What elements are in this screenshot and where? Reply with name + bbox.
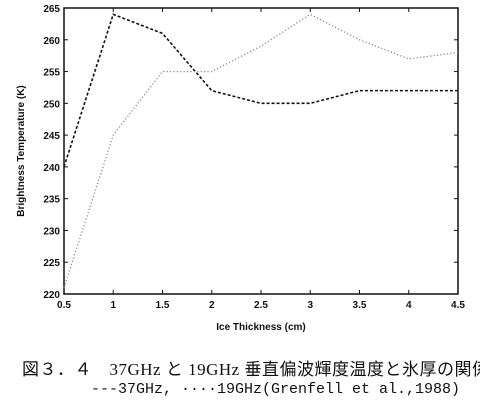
x-tick-label: 2.5 [254,300,268,311]
x-tick-label: 3 [307,300,313,311]
y-tick-label: 220 [43,290,60,301]
x-tick-label: 4.5 [451,300,465,311]
y-axis-ticks: 220 225 230 235 240 245 250 255 260 265 [43,4,458,301]
y-tick-label: 250 [43,99,60,110]
y-tick-label: 230 [43,226,60,237]
y-tick-label: 225 [43,258,60,269]
series-37ghz-line [63,13,458,168]
y-tick-label: 265 [43,4,60,15]
x-axis-label: Ice Thickness (cm) [216,322,305,333]
x-tick-label: 1 [110,300,116,311]
series-19ghz-line [63,13,459,288]
y-axis-label: Brightness Temperature (K) [16,85,27,217]
y-tick-label: 255 [43,68,60,79]
figure-caption-legend: ---37GHz, ····19GHz(Grenfell et al.,1988… [91,381,461,398]
y-tick-label: 240 [43,163,60,174]
series-layer [63,13,459,288]
x-axis-ticks: 0.5 1 1.5 2 2.5 3 3.5 4 4.5 [57,8,465,311]
x-tick-label: 3.5 [353,300,367,311]
x-tick-label: 4 [406,300,412,311]
x-tick-label: 1.5 [156,300,170,311]
y-tick-label: 235 [43,195,60,206]
plot-area [63,7,459,295]
x-tick-label: 2 [209,300,215,311]
y-tick-label: 245 [43,131,60,142]
y-tick-label: 260 [43,36,60,47]
x-tick-label: 0.5 [57,300,71,311]
figure-caption: 図３．４ 37GHz と 19GHz 垂直偏波輝度温度と氷厚の関係 [22,360,480,379]
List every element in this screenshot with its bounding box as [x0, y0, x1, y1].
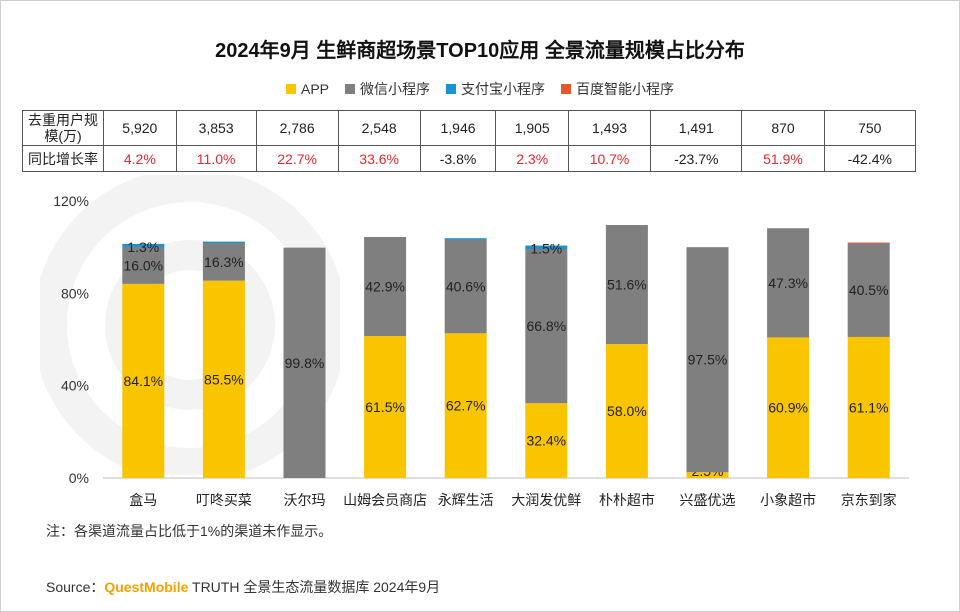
bar-segment [444, 239, 487, 334]
data-label: 1.5% [530, 241, 562, 257]
bar-segment [283, 247, 326, 478]
table-row-growth: 同比增长率 4.2% 11.0% 22.7% 33.6% -3.8% 2.3% … [22, 145, 917, 172]
bar-segment [525, 249, 568, 404]
growth-cell: -3.8% [419, 145, 497, 172]
data-label: 51.6% [607, 277, 647, 293]
user-scale-table: 去重用户规模(万) 5,920 3,853 2,786 2,548 1,946 … [22, 110, 917, 172]
growth-cell: 33.6% [337, 145, 421, 172]
bar-segment [202, 280, 245, 478]
data-label: 1.3% [127, 239, 159, 255]
data-label: 97.5% [688, 352, 728, 368]
data-label: 61.5% [365, 399, 405, 415]
category-label: 盒马 [129, 492, 157, 508]
category-label: 叮咚买菜 [196, 492, 252, 508]
bar-segment [525, 403, 568, 478]
table-header-growth: 同比增长率 [22, 145, 104, 172]
category-label: 沃尔玛 [284, 492, 326, 508]
bar-segment [767, 337, 810, 478]
bar-segment [122, 246, 165, 284]
bar-segment [686, 247, 729, 473]
table-cell: 1,946 [419, 110, 497, 146]
category-label: 京东到家 [841, 492, 897, 508]
legend-label-alipay: 支付宝小程序 [461, 81, 545, 97]
category-label: 小象超市 [760, 492, 816, 508]
data-label: 61.1% [849, 399, 889, 415]
table-cell: 1,493 [568, 110, 652, 146]
legend-label-wechat: 微信小程序 [360, 81, 430, 97]
data-label: 58.0% [607, 403, 647, 419]
legend-label-app: APP [300, 81, 329, 97]
bar-segment [364, 237, 407, 337]
legend-label-baidu: 百度智能小程序 [576, 81, 674, 97]
bar-segment [122, 243, 165, 247]
bar-segment [202, 241, 245, 244]
growth-cell: 51.9% [741, 145, 825, 172]
source-line: Source：QuestMobile TRUTH 全景生态流量数据库 2024年… [46, 577, 440, 597]
growth-cell: 2.3% [495, 145, 570, 172]
bar-segment [444, 238, 487, 240]
legend-swatch-baidu [561, 84, 571, 94]
data-label: 16.3% [204, 254, 244, 270]
legend: APP 微信小程序 支付宝小程序 百度智能小程序 [0, 79, 960, 99]
category-label: 朴朴超市 [599, 492, 655, 508]
growth-cell: -42.4% [823, 145, 917, 172]
data-label: 42.9% [365, 279, 405, 295]
data-label: 99.8% [285, 355, 325, 371]
data-label: 62.7% [446, 398, 486, 414]
bar-segment [525, 245, 568, 250]
legend-swatch-wechat [345, 84, 355, 94]
data-label: 40.5% [849, 282, 889, 298]
bar-segment [444, 333, 487, 478]
legend-item-baidu: 百度智能小程序 [561, 79, 674, 99]
bar-segment [122, 283, 165, 478]
footnote: 注：各渠道流量占比低于1%的渠道未作显示。 [46, 523, 333, 539]
category-label: 山姆会员商店 [343, 492, 427, 508]
data-label: 32.4% [526, 433, 566, 449]
bar-segment [767, 228, 810, 338]
category-label: 兴盛优选 [680, 492, 736, 508]
legend-item-wechat: 微信小程序 [345, 79, 430, 99]
data-label: 40.6% [446, 278, 486, 294]
table-row-users: 去重用户规模(万) 5,920 3,853 2,786 2,548 1,946 … [22, 110, 917, 146]
growth-cell: 22.7% [255, 145, 339, 172]
growth-cell: 11.0% [175, 145, 257, 172]
category-label: 永辉生活 [438, 492, 494, 508]
legend-swatch-alipay [446, 84, 456, 94]
bar-segment [847, 243, 890, 337]
data-label: 60.9% [768, 400, 808, 416]
bar-segment [605, 225, 648, 345]
growth-cell: 10.7% [568, 145, 652, 172]
chart-title: 2024年9月 生鲜商超场景TOP10应用 全景流量规模占比分布 [215, 40, 745, 62]
bar-segment [364, 336, 407, 478]
table-header-users: 去重用户规模(万) [22, 110, 104, 146]
legend-item-app: APP [285, 79, 329, 99]
source-suffix: TRUTH 全景生态流量数据库 2024年9月 [188, 579, 441, 595]
data-label: 66.8% [526, 318, 566, 334]
y-tick-label: 120% [53, 193, 89, 209]
table-cell: 2,548 [337, 110, 421, 146]
data-label: 84.1% [123, 373, 163, 389]
legend-swatch-app [285, 84, 296, 94]
source-prefix: Source： [46, 579, 105, 595]
source-brand: QuestMobile [104, 579, 189, 595]
table-cell: 750 [823, 110, 917, 146]
growth-cell: -23.7% [650, 145, 743, 172]
bar-segment [686, 472, 729, 478]
y-tick-label: 40% [61, 378, 89, 394]
growth-cell: 4.2% [103, 145, 177, 172]
legend-item-alipay: 支付宝小程序 [446, 79, 545, 99]
y-tick-label: 80% [61, 285, 89, 301]
y-tick-label: 0% [69, 470, 89, 486]
category-label: 大润发优鲜 [511, 492, 581, 508]
bar-segment [605, 344, 648, 478]
bar-segment [202, 243, 245, 281]
data-label: 16.0% [123, 257, 163, 273]
bar-segment [847, 336, 890, 478]
data-label: 85.5% [204, 371, 244, 387]
bar-segment [847, 242, 890, 244]
data-label: 47.3% [768, 275, 808, 291]
table-cell: 2,786 [255, 110, 339, 146]
table-cell: 3,853 [175, 110, 257, 146]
::::::
_What the task requires_: Reproduce the records above word for word, leaving out the pictures.

_Problem solution_:
What elements are in this screenshot and where? Reply with name + bbox.
x-tick-label: 2.5 [254,300,268,311]
x-tick-label: 3 [307,300,313,311]
y-tick-label: 220 [43,290,60,301]
x-tick-label: 4.5 [451,300,465,311]
y-axis-ticks: 220 225 230 235 240 245 250 255 260 265 [43,4,458,301]
y-tick-label: 250 [43,99,60,110]
y-tick-label: 230 [43,226,60,237]
y-tick-label: 225 [43,258,60,269]
series-37ghz-line [63,13,458,168]
y-tick-label: 265 [43,4,60,15]
x-axis-label: Ice Thickness (cm) [216,322,305,333]
x-tick-label: 1 [110,300,116,311]
series-19ghz-line [63,13,459,288]
y-axis-label: Brightness Temperature (K) [16,85,27,217]
y-tick-label: 255 [43,68,60,79]
figure-caption-legend: ---37GHz, ····19GHz(Grenfell et al.,1988… [91,381,461,398]
y-tick-label: 240 [43,163,60,174]
series-layer [63,13,459,288]
x-axis-ticks: 0.5 1 1.5 2 2.5 3 3.5 4 4.5 [57,8,465,311]
x-tick-label: 3.5 [353,300,367,311]
x-tick-label: 4 [406,300,412,311]
x-tick-label: 1.5 [156,300,170,311]
y-tick-label: 235 [43,195,60,206]
plot-area [63,7,459,295]
x-tick-label: 2 [209,300,215,311]
y-tick-label: 245 [43,131,60,142]
y-tick-label: 260 [43,36,60,47]
x-tick-label: 0.5 [57,300,71,311]
figure-caption: 図３．４ 37GHz と 19GHz 垂直偏波輝度温度と氷厚の関係 [22,360,480,379]
List every element in this screenshot with its bounding box as [x0, y0, x1, y1].
bar-segment [444, 239, 487, 334]
data-label: 1.5% [530, 241, 562, 257]
bar-segment [283, 247, 326, 478]
table-row-growth: 同比增长率 4.2% 11.0% 22.7% 33.6% -3.8% 2.3% … [22, 145, 917, 172]
bar-segment [525, 249, 568, 404]
growth-cell: -3.8% [419, 145, 497, 172]
data-label: 51.6% [607, 277, 647, 293]
user-scale-table: 去重用户规模(万) 5,920 3,853 2,786 2,548 1,946 … [22, 110, 917, 172]
growth-cell: 33.6% [337, 145, 421, 172]
bar-segment [202, 280, 245, 478]
data-label: 1.3% [127, 239, 159, 255]
data-label: 97.5% [688, 352, 728, 368]
data-label: 61.5% [365, 399, 405, 415]
category-label: 盒马 [129, 492, 157, 508]
category-label: 叮咚买菜 [196, 492, 252, 508]
bar-segment [525, 403, 568, 478]
table-header-growth: 同比增长率 [22, 145, 104, 172]
category-label: 沃尔玛 [284, 492, 326, 508]
bar-segment [767, 337, 810, 478]
bar-segment [122, 246, 165, 284]
bar-segment [686, 247, 729, 473]
table-cell: 1,946 [419, 110, 497, 146]
category-label: 京东到家 [841, 492, 897, 508]
legend-label-alipay: 支付宝小程序 [461, 81, 545, 97]
category-label: 小象超市 [760, 492, 816, 508]
data-label: 61.1% [849, 399, 889, 415]
table-cell: 1,493 [568, 110, 652, 146]
legend-label-wechat: 微信小程序 [360, 81, 430, 97]
data-label: 58.0% [607, 403, 647, 419]
legend-label-app: APP [300, 81, 329, 97]
bar-segment [364, 237, 407, 337]
legend-label-baidu: 百度智能小程序 [576, 81, 674, 97]
bar-segment [122, 243, 165, 247]
bar-segment [202, 241, 245, 244]
growth-cell: 51.9% [741, 145, 825, 172]
source-line: Source：QuestMobile TRUTH 全景生态流量数据库 2024年… [46, 577, 440, 597]
growth-cell: 2.3% [495, 145, 570, 172]
bar-segment [444, 238, 487, 240]
legend-swatch-baidu [561, 84, 571, 94]
data-label: 16.3% [204, 254, 244, 270]
legend: APP 微信小程序 支付宝小程序 百度智能小程序 [0, 79, 960, 99]
category-label: 朴朴超市 [599, 492, 655, 508]
growth-cell: -42.4% [823, 145, 917, 172]
data-label: 42.9% [365, 279, 405, 295]
data-label: 99.8% [285, 355, 325, 371]
data-label: 62.7% [446, 398, 486, 414]
bar-segment [525, 245, 568, 250]
legend-swatch-wechat [345, 84, 355, 94]
data-label: 40.5% [849, 282, 889, 298]
bar-segment [444, 333, 487, 478]
legend-item-baidu: 百度智能小程序 [561, 79, 674, 99]
bar-segment [122, 283, 165, 478]
footnote: 注：各渠道流量占比低于1%的渠道未作显示。 [46, 523, 333, 539]
category-label: 山姆会员商店 [343, 492, 427, 508]
data-label: 32.4% [526, 433, 566, 449]
bar-segment [767, 228, 810, 338]
category-label: 兴盛优选 [680, 492, 736, 508]
legend-item-wechat: 微信小程序 [345, 79, 430, 99]
data-label: 40.6% [446, 278, 486, 294]
table-row-users: 去重用户规模(万) 5,920 3,853 2,786 2,548 1,946 … [22, 110, 917, 146]
growth-cell: 22.7% [255, 145, 339, 172]
growth-cell: 11.0% [175, 145, 257, 172]
category-label: 永辉生活 [438, 492, 494, 508]
legend-swatch-alipay [446, 84, 456, 94]
bar-segment [847, 243, 890, 337]
data-label: 60.9% [768, 400, 808, 416]
bar-segment [605, 225, 648, 345]
growth-cell: 10.7% [568, 145, 652, 172]
chart-title: 2024年9月 生鲜商超场景TOP10应用 全景流量规模占比分布 [215, 40, 745, 62]
bar-segment [364, 336, 407, 478]
table-header-users: 去重用户规模(万) [22, 110, 104, 146]
legend-item-app: APP [285, 79, 329, 99]
source-suffix: TRUTH 全景生态流量数据库 2024年9月 [188, 579, 441, 595]
data-label: 66.8% [526, 318, 566, 334]
y-tick-label: 120% [53, 193, 89, 209]
table-cell: 2,548 [337, 110, 421, 146]
data-label: 84.1% [123, 373, 163, 389]
legend-swatch-app [285, 84, 296, 94]
source-prefix: Source： [46, 579, 105, 595]
source-brand: QuestMobile [104, 579, 189, 595]
table-cell: 750 [823, 110, 917, 146]
growth-cell: -23.7% [650, 145, 743, 172]
bar-segment [686, 472, 729, 478]
y-tick-label: 40% [61, 378, 89, 394]
growth-cell: 4.2% [103, 145, 177, 172]
legend-item-alipay: 支付宝小程序 [446, 79, 545, 99]
y-tick-label: 80% [61, 285, 89, 301]
y-tick-label: 0% [69, 470, 89, 486]
category-label: 大润发优鲜 [511, 492, 581, 508]
bar-segment [605, 344, 648, 478]
bar-segment [202, 243, 245, 281]
data-label: 16.0% [123, 257, 163, 273]
bar-segment [847, 336, 890, 478]
data-label: 85.5% [204, 371, 244, 387]
bar-segment [847, 242, 890, 244]
data-label: 47.3% [768, 275, 808, 291]
table-cell: 2,786 [255, 110, 339, 146]
table-cell: 3,853 [175, 110, 257, 146]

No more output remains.